Pick out the lines containing "name".

┌─ RECORD EXTRACTS

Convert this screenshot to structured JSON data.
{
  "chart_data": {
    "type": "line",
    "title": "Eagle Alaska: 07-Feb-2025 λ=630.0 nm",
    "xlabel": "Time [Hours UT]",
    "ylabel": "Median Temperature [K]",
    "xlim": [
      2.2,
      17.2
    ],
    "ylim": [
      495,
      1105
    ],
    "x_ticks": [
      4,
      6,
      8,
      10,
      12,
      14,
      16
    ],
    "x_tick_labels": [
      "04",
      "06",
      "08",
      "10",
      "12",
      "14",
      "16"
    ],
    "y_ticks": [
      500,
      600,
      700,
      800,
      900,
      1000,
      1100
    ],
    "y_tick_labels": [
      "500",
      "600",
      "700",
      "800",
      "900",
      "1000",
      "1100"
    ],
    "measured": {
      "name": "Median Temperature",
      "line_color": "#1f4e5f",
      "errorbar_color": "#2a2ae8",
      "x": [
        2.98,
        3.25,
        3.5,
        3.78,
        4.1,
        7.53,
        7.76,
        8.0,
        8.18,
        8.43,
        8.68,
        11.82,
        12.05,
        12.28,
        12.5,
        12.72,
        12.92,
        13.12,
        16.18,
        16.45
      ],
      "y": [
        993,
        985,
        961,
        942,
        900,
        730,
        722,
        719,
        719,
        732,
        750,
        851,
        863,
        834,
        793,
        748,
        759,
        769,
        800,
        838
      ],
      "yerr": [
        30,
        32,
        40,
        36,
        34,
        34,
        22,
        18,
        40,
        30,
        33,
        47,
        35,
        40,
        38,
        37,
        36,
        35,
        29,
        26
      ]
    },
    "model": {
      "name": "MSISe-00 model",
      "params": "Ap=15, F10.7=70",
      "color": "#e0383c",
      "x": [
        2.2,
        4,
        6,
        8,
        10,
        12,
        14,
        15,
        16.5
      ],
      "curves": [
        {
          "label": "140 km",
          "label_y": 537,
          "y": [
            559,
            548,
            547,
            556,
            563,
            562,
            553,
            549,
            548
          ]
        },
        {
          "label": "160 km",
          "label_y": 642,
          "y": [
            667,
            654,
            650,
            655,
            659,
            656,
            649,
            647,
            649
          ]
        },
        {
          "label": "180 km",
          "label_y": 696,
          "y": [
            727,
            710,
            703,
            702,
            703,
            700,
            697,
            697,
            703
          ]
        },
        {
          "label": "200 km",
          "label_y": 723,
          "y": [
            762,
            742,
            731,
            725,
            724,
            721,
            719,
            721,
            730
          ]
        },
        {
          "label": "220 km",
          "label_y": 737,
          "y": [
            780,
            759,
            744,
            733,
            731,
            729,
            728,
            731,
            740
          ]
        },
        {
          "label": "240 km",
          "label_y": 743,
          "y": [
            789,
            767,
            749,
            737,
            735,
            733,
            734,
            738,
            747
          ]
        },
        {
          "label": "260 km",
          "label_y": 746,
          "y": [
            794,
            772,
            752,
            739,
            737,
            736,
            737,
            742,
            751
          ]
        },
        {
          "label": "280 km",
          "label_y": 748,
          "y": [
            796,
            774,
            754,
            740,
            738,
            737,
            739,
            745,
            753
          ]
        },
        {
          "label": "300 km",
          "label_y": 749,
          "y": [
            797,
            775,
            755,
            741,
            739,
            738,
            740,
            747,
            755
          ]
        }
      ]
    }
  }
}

└─

● **FINAL RESULT**:
      "name": "Median Temperature",
      "name": "MSISe-00 model",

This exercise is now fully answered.